» **Requirements**
Omit the pictures and output every entry below exactly as written.

» **Source material**

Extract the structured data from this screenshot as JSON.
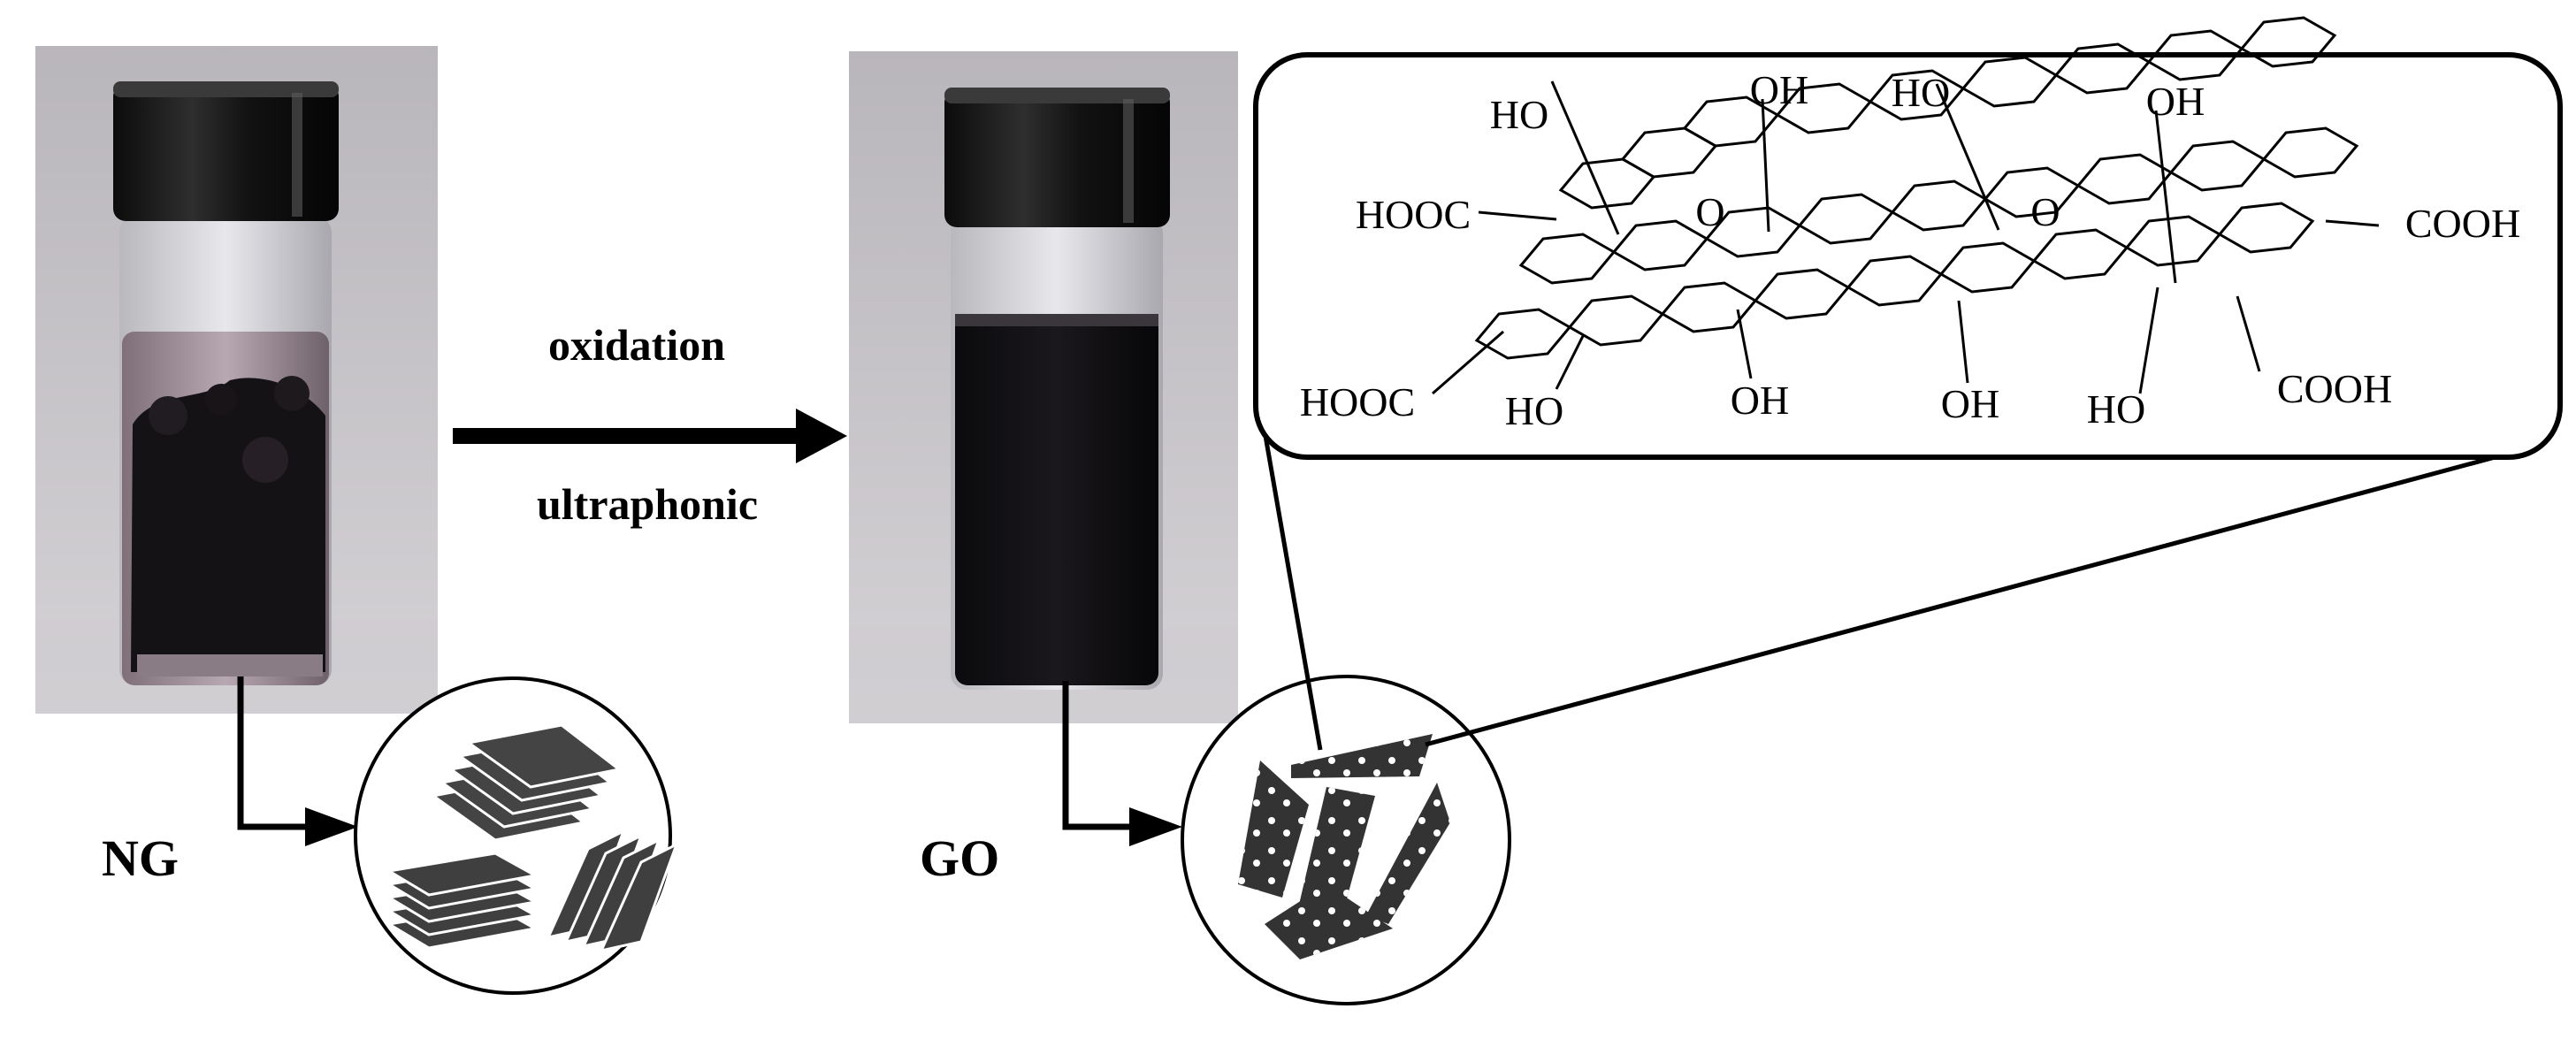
{
  "process": {
    "step_top": "oxidation",
    "step_bottom": "ultraphonic"
  },
  "samples": {
    "ng": {
      "label": "NG"
    },
    "go": {
      "label": "GO"
    }
  },
  "structure": {
    "groups": {
      "ho_top_left": "HO",
      "oh_top_mid": "OH",
      "ho_top_mid": "HO",
      "oh_top_right": "OH",
      "hooc_left": "HOOC",
      "cooh_right": "COOH",
      "epoxy_left": "O",
      "epoxy_right": "O",
      "hooc_bottom_left": "HOOC",
      "ho_bottom_1": "HO",
      "oh_bottom_1": "OH",
      "oh_bottom_2": "OH",
      "ho_bottom_2": "HO",
      "cooh_bottom_right": "COOH"
    }
  }
}
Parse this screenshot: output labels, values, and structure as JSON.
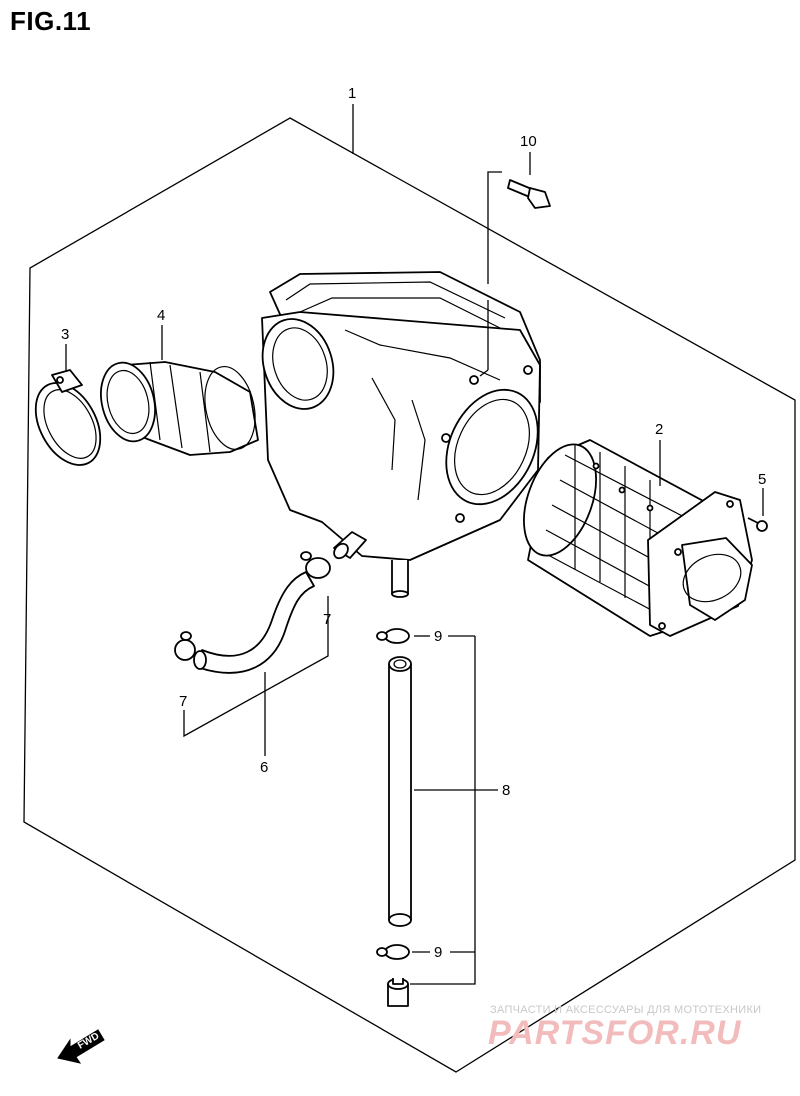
{
  "figure": {
    "title": "FIG.11"
  },
  "callouts": {
    "c1": "1",
    "c2": "2",
    "c3": "3",
    "c4": "4",
    "c5": "5",
    "c6": "6",
    "c7a": "7",
    "c7b": "7",
    "c8": "8",
    "c9a": "9",
    "c9b": "9",
    "c10": "10"
  },
  "direction_marker": {
    "label": "FWD"
  },
  "watermark": {
    "subtitle": "ЗАПЧАСТИ И АКСЕССУАРЫ ДЛЯ МОТОТЕХНИКИ",
    "brand": "PARTSFOR.RU"
  }
}
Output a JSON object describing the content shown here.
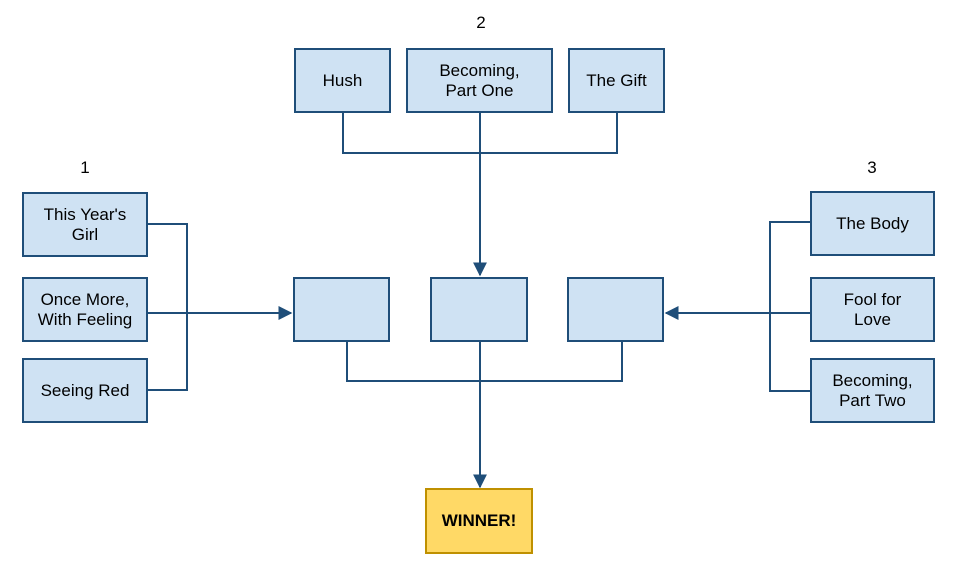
{
  "groups": [
    {
      "number": "1",
      "entries": [
        "This Year's\nGirl",
        "Once More,\nWith Feeling",
        "Seeing Red"
      ]
    },
    {
      "number": "2",
      "entries": [
        "Hush",
        "Becoming,\nPart One",
        "The Gift"
      ]
    },
    {
      "number": "3",
      "entries": [
        "The Body",
        "Fool for\nLove",
        "Becoming,\nPart Two"
      ]
    }
  ],
  "winner": "WINNER!",
  "colors": {
    "box_fill": "#cfe2f3",
    "box_border": "#1f4e79",
    "winner_fill": "#ffd966",
    "winner_border": "#bf9000",
    "line": "#1f4e79"
  }
}
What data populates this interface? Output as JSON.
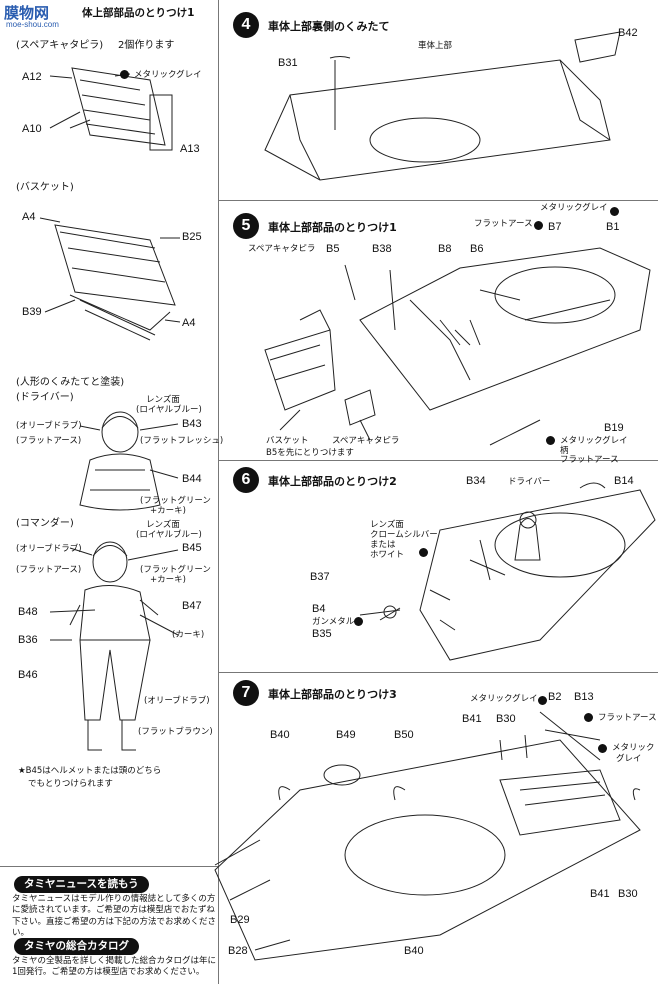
{
  "watermark": {
    "brand": "膜物网",
    "url": "moe-shou.com",
    "header_fragment": "体上部部品のとりつけ1"
  },
  "left": {
    "spare_track": {
      "heading": "(スペアキャタピラ)",
      "qty": "2個作ります",
      "parts": [
        "A12",
        "A10",
        "A13"
      ],
      "paint": "メタリックグレイ"
    },
    "basket": {
      "heading": "(バスケット)",
      "parts": [
        "A4",
        "B25",
        "B39",
        "A4"
      ]
    },
    "figures": {
      "heading": "(人形のくみたてと塗装)",
      "driver": {
        "heading": "(ドライバー)",
        "lens": "レンズ面",
        "lens2": "(ロイヤルブルー)",
        "olive": "(オリーブドラブ)",
        "flat_earth": "(フラットアース)",
        "flesh": "(フラットフレッシュ)",
        "parts": [
          "B43",
          "B44"
        ],
        "green": "(フラットグリーン",
        "khaki": "+カーキ)"
      },
      "commander": {
        "heading": "(コマンダー)",
        "lens": "レンズ面",
        "lens2": "(ロイヤルブルー)",
        "olive": "(オリーブドラブ)",
        "flat_earth": "(フラットアース)",
        "green": "(フラットグリーン",
        "khaki": "+カーキ)",
        "khaki2": "(カーキ)",
        "olive2": "(オリーブドラブ)",
        "brown": "(フラットブラウン)",
        "parts": [
          "B45",
          "B47",
          "B48",
          "B36",
          "B46"
        ]
      },
      "note": "★B45はヘルメットまたは頭のどちら",
      "note2": "でもとりつけられます"
    },
    "news": {
      "title": "タミヤニュースを読もう",
      "text": "タミヤニュースはモデル作りの情報誌として多くの方に愛読されています。ご希望の方は模型店でおたずね下さい。直接ご希望の方は下記の方法でお求めください。"
    },
    "catalog": {
      "title": "タミヤの総合カタログ",
      "text": "タミヤの全製品を詳しく掲載した総合カタログは年に1回発行。ご希望の方は模型店でお求めください。"
    }
  },
  "steps": [
    {
      "num": "4",
      "title": "車体上部裏側のくみたて",
      "labels": {
        "hull": "車体上部",
        "parts": [
          "B31",
          "B42"
        ]
      }
    },
    {
      "num": "5",
      "title": "車体上部部品のとりつけ1",
      "labels": {
        "metallic": "メタリックグレイ",
        "flat_earth": "フラットアース",
        "spare": "スペアキャタピラ",
        "basket": "バスケット",
        "basket_note": "B5を先にとりつけます",
        "spare2": "スペアキャタピラ",
        "metallic2": "メタリックグレイ",
        "handle": "柄",
        "flat_earth2": "フラットアース",
        "parts": [
          "B7",
          "B1",
          "B5",
          "B38",
          "B8",
          "B6",
          "B19"
        ]
      }
    },
    {
      "num": "6",
      "title": "車体上部部品のとりつけ2",
      "labels": {
        "driver": "ドライバー",
        "lens": "レンズ面",
        "chrome": "クロームシルバー",
        "or": "または",
        "white": "ホワイト",
        "gunmetal": "ガンメタル",
        "parts": [
          "B34",
          "B14",
          "B37",
          "B4",
          "B35"
        ]
      }
    },
    {
      "num": "7",
      "title": "車体上部部品のとりつけ3",
      "labels": {
        "metallic": "メタリックグレイ",
        "flat_earth": "フラットアース",
        "metallic2": "メタリック",
        "grey": "グレイ",
        "parts": [
          "B2",
          "B13",
          "B40",
          "B49",
          "B50",
          "B41",
          "B30",
          "B29",
          "B28",
          "B40",
          "B41",
          "B30"
        ]
      }
    }
  ]
}
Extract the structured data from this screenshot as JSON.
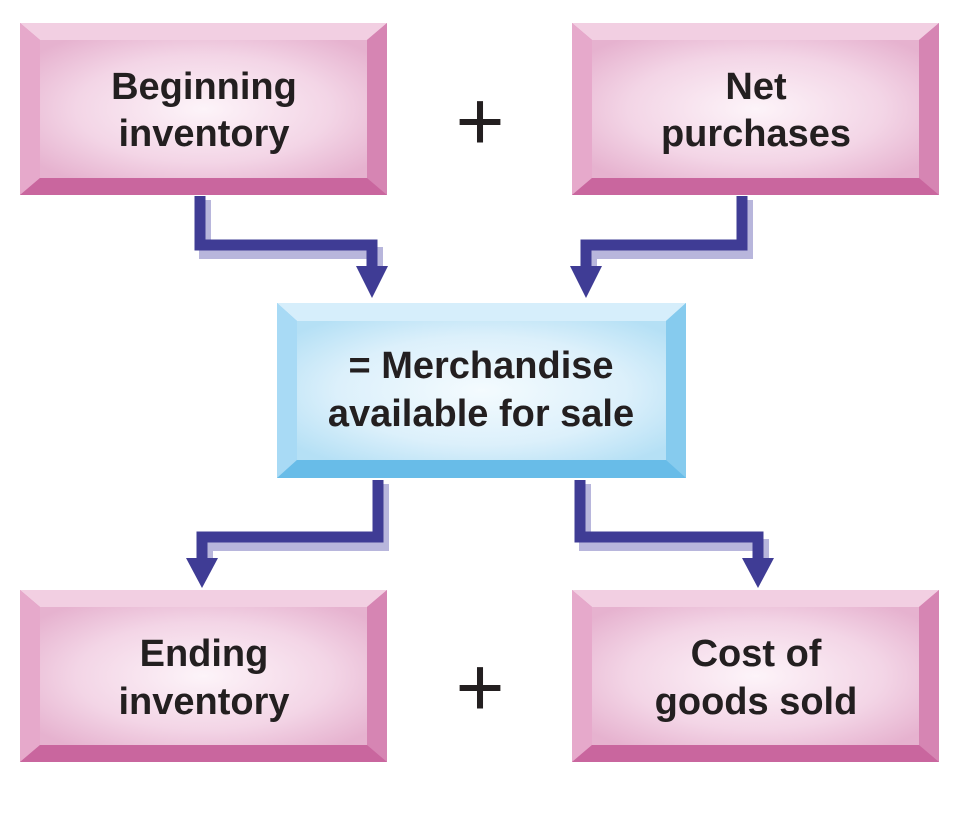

» **Task output**
Extract the structured data from this screenshot as JSON.
{
  "process": {
    "step_top": "oxidation",
    "step_bottom": "ultraphonic"
  },
  "samples": {
    "ng": {
      "label": "NG"
    },
    "go": {
      "label": "GO"
    }
  },
  "structure": {
    "groups": {
      "ho_top_left": "HO",
      "oh_top_mid": "OH",
      "ho_top_mid": "HO",
      "oh_top_right": "OH",
      "hooc_left": "HOOC",
      "cooh_right": "COOH",
      "epoxy_left": "O",
      "epoxy_right": "O",
      "hooc_bottom_left": "HOOC",
      "ho_bottom_1": "HO",
      "oh_bottom_1": "OH",
      "oh_bottom_2": "OH",
      "ho_bottom_2": "HO",
      "cooh_bottom_right": "COOH"
    }
  }
}
Parse this screenshot: output labels, values, and structure as JSON.
{
  "figure": {
    "title": "FIG.11"
  },
  "callouts": {
    "c1": "1",
    "c2": "2",
    "c3": "3",
    "c4": "4",
    "c5": "5",
    "c6": "6",
    "c7a": "7",
    "c7b": "7",
    "c8": "8",
    "c9a": "9",
    "c9b": "9",
    "c10": "10"
  },
  "direction_marker": {
    "label": "FWD"
  },
  "watermark": {
    "subtitle": "ЗАПЧАСТИ И АКСЕССУАРЫ ДЛЯ МОТОТЕХНИКИ",
    "brand": "PARTSFOR.RU"
  }
}
Output a JSON object describing the content shown here.
{
  "groups": [
    {
      "number": "1",
      "entries": [
        "This Year's\nGirl",
        "Once More,\nWith Feeling",
        "Seeing Red"
      ]
    },
    {
      "number": "2",
      "entries": [
        "Hush",
        "Becoming,\nPart One",
        "The Gift"
      ]
    },
    {
      "number": "3",
      "entries": [
        "The Body",
        "Fool for\nLove",
        "Becoming,\nPart Two"
      ]
    }
  ],
  "winner": "WINNER!",
  "colors": {
    "box_fill": "#cfe2f3",
    "box_border": "#1f4e79",
    "winner_fill": "#ffd966",
    "winner_border": "#bf9000",
    "line": "#1f4e79"
  }
}
What data populates this interface? Output as JSON.
{
  "watermark": {
    "brand": "膜物网",
    "url": "moe-shou.com",
    "header_fragment": "体上部部品のとりつけ1"
  },
  "left": {
    "spare_track": {
      "heading": "(スペアキャタピラ)",
      "qty": "2個作ります",
      "parts": [
        "A12",
        "A10",
        "A13"
      ],
      "paint": "メタリックグレイ"
    },
    "basket": {
      "heading": "(バスケット)",
      "parts": [
        "A4",
        "B25",
        "B39",
        "A4"
      ]
    },
    "figures": {
      "heading": "(人形のくみたてと塗装)",
      "driver": {
        "heading": "(ドライバー)",
        "lens": "レンズ面",
        "lens2": "(ロイヤルブルー)",
        "olive": "(オリーブドラブ)",
        "flat_earth": "(フラットアース)",
        "flesh": "(フラットフレッシュ)",
        "parts": [
          "B43",
          "B44"
        ],
        "green": "(フラットグリーン",
        "khaki": "+カーキ)"
      },
      "commander": {
        "heading": "(コマンダー)",
        "lens": "レンズ面",
        "lens2": "(ロイヤルブルー)",
        "olive": "(オリーブドラブ)",
        "flat_earth": "(フラットアース)",
        "green": "(フラットグリーン",
        "khaki": "+カーキ)",
        "khaki2": "(カーキ)",
        "olive2": "(オリーブドラブ)",
        "brown": "(フラットブラウン)",
        "parts": [
          "B45",
          "B47",
          "B48",
          "B36",
          "B46"
        ]
      },
      "note": "★B45はヘルメットまたは頭のどちら",
      "note2": "でもとりつけられます"
    },
    "news": {
      "title": "タミヤニュースを読もう",
      "text": "タミヤニュースはモデル作りの情報誌として多くの方に愛読されています。ご希望の方は模型店でおたずね下さい。直接ご希望の方は下記の方法でお求めください。"
    },
    "catalog": {
      "title": "タミヤの総合カタログ",
      "text": "タミヤの全製品を詳しく掲載した総合カタログは年に1回発行。ご希望の方は模型店でお求めください。"
    }
  },
  "steps": [
    {
      "num": "4",
      "title": "車体上部裏側のくみたて",
      "labels": {
        "hull": "車体上部",
        "parts": [
          "B31",
          "B42"
        ]
      }
    },
    {
      "num": "5",
      "title": "車体上部部品のとりつけ1",
      "labels": {
        "metallic": "メタリックグレイ",
        "flat_earth": "フラットアース",
        "spare": "スペアキャタピラ",
        "basket": "バスケット",
        "basket_note": "B5を先にとりつけます",
        "spare2": "スペアキャタピラ",
        "metallic2": "メタリックグレイ",
        "handle": "柄",
        "flat_earth2": "フラットアース",
        "parts": [
          "B7",
          "B1",
          "B5",
          "B38",
          "B8",
          "B6",
          "B19"
        ]
      }
    },
    {
      "num": "6",
      "title": "車体上部部品のとりつけ2",
      "labels": {
        "driver": "ドライバー",
        "lens": "レンズ面",
        "chrome": "クロームシルバー",
        "or": "または",
        "white": "ホワイト",
        "gunmetal": "ガンメタル",
        "parts": [
          "B34",
          "B14",
          "B37",
          "B4",
          "B35"
        ]
      }
    },
    {
      "num": "7",
      "title": "車体上部部品のとりつけ3",
      "labels": {
        "metallic": "メタリックグレイ",
        "flat_earth": "フラットアース",
        "metallic2": "メタリック",
        "grey": "グレイ",
        "parts": [
          "B2",
          "B13",
          "B40",
          "B49",
          "B50",
          "B41",
          "B30",
          "B29",
          "B28",
          "B40",
          "B41",
          "B30"
        ]
      }
    }
  ]
}
Extract the structured data from this screenshot as JSON.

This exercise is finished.